═════ Input rows ═════

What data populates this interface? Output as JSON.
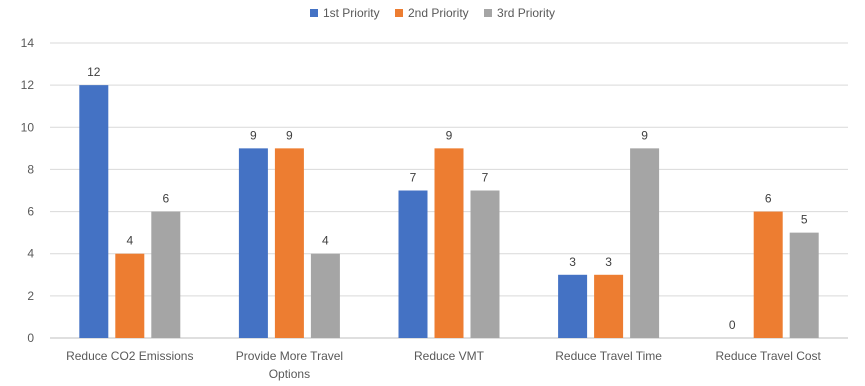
{
  "chart_data": {
    "type": "bar",
    "title": "",
    "xlabel": "",
    "ylabel": "",
    "ylim": [
      0,
      14
    ],
    "yticks": [
      0,
      2,
      4,
      6,
      8,
      10,
      12,
      14
    ],
    "grid": true,
    "legend_position": "top-center",
    "categories": [
      [
        "Reduce CO2 Emissions"
      ],
      [
        "Provide More Travel",
        "Options"
      ],
      [
        "Reduce VMT"
      ],
      [
        "Reduce Travel Time"
      ],
      [
        "Reduce Travel Cost"
      ]
    ],
    "series": [
      {
        "name": "1st Priority",
        "color": "#4472C4",
        "values": [
          12,
          9,
          7,
          3,
          0
        ]
      },
      {
        "name": "2nd Priority",
        "color": "#ED7D31",
        "values": [
          4,
          9,
          9,
          3,
          6
        ]
      },
      {
        "name": "3rd Priority",
        "color": "#A5A5A5",
        "values": [
          6,
          4,
          7,
          9,
          5
        ]
      }
    ]
  }
}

═════

What is being asked — Extract all lines of the records above that include "Travel".

Worked answer —
        "Provide More Travel",
        "Reduce Travel Time"
        "Reduce Travel Cost"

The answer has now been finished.